Directive: Leave out the pictures and repeat everything else in the records exactly.

Data supplied:
====
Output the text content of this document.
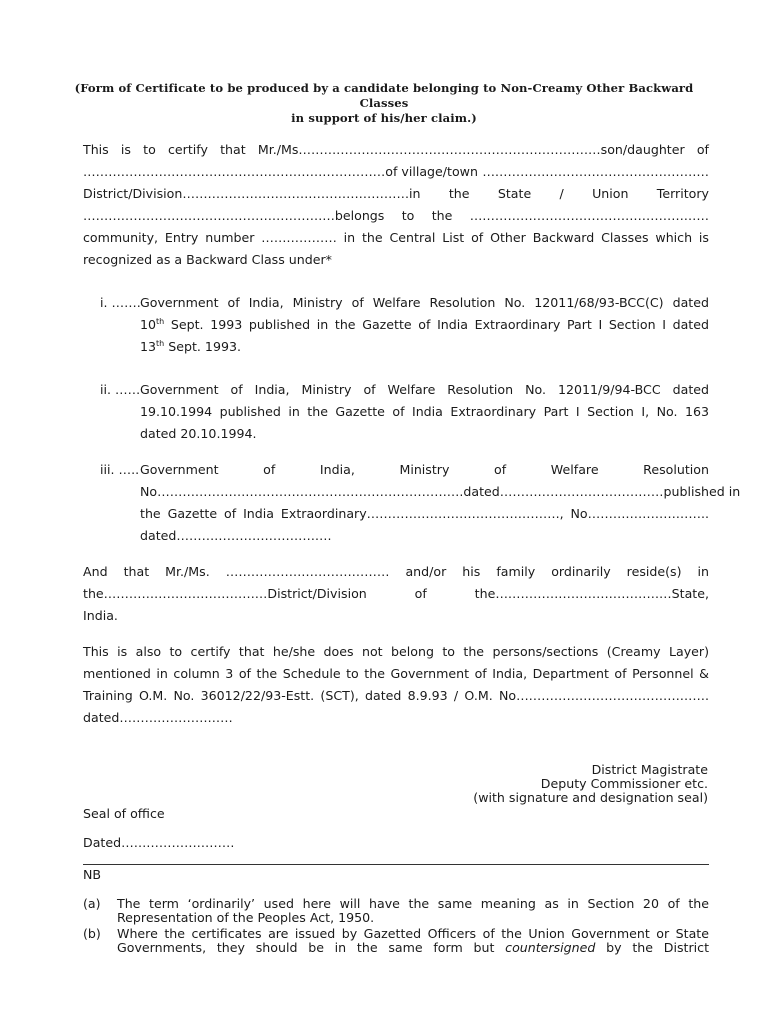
(Form of Certificate to be produced by a candidate belonging to Non-Creamy Other Backward Classes
in support of his/her claim.)
This is to certify that Mr./Ms………………………………………………………………son/daughter of
………………………………………………………………of village/town ………………………………………………
District/Division………………………………………………in the State / Union Territory
……………………………………………………belongs to the …………………………………………………
community, Entry number ……………… in the Central List of Other Backward Classes which is
recognized as a Backward Class under*
i. ……. Government of India, Ministry of Welfare Resolution No. 12011/68/93-BCC(C) dated
10th Sept. 1993 published in the Gazette of India Extraordinary Part I Section I dated
13th Sept. 1993.
ii. …… Government of India, Ministry of Welfare Resolution No. 12011/9/94-BCC dated
19.10.1994 published in the Gazette of India Extraordinary Part I Section I, No. 163
dated 20.10.1994.
iii. ….. Government of India, Ministry of Welfare Resolution
No……………………………………………………………….dated…………………………………published in
the Gazette of India Extraordinary………………………………………., No………………………..
dated……………………………….
And that Mr./Ms. ………………………………… and/or his family ordinarily reside(s) in
the…………………………………District/Division of the……………………………………State,
India.
This is also to certify that he/she does not belong to the persons/sections (Creamy Layer)
mentioned in column 3 of the Schedule to the Government of India, Department of Personnel &
Training O.M. No. 36012/22/93-Estt. (SCT), dated 8.9.93 / O.M. No……………………………………….
dated………………………
District Magistrate
Deputy Commissioner etc.
(with signature and designation seal)
Seal of office
Dated………………………
NB
(a) The term ‘ordinarily’ used here will have the same meaning as in Section 20 of the
Representation of the Peoples Act, 1950.
(b) Where the certificates are issued by Gazetted Officers of the Union Government or State
Governments, they should be in the same form but countersigned by the District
====
In response:
Output the text content of this document.
(Form of Certificate to be produced by a candidate belonging to Non-Creamy Other Backward Classes
in support of his/her claim.)
This is to certify that Mr./Ms………………………………………………………………son/daughter of
………………………………………………………………of village/town ………………………………………………
District/Division………………………………………………in the State / Union Territory
……………………………………………………belongs to the …………………………………………………
community, Entry number ……………… in the Central List of Other Backward Classes which is
recognized as a Backward Class under*
i. ……. Government of India, Ministry of Welfare Resolution No. 12011/68/93-BCC(C) dated
10th Sept. 1993 published in the Gazette of India Extraordinary Part I Section I dated
13th Sept. 1993.
ii. …… Government of India, Ministry of Welfare Resolution No. 12011/9/94-BCC dated
19.10.1994 published in the Gazette of India Extraordinary Part I Section I, No. 163
dated 20.10.1994.
iii. ….. Government of India, Ministry of Welfare Resolution
No……………………………………………………………….dated…………………………………published in
the Gazette of India Extraordinary………………………………………., No………………………..
dated……………………………….
And that Mr./Ms. ………………………………… and/or his family ordinarily reside(s) in
the…………………………………District/Division of the……………………………………State,
India.
This is also to certify that he/she does not belong to the persons/sections (Creamy Layer)
mentioned in column 3 of the Schedule to the Government of India, Department of Personnel &
Training O.M. No. 36012/22/93-Estt. (SCT), dated 8.9.93 / O.M. No……………………………………….
dated………………………
District Magistrate
Deputy Commissioner etc.
(with signature and designation seal)
Seal of office
Dated………………………
NB
(a) The term ‘ordinarily’ used here will have the same meaning as in Section 20 of the
Representation of the Peoples Act, 1950.
(b) Where the certificates are issued by Gazetted Officers of the Union Government or State
Governments, they should be in the same form but countersigned by the District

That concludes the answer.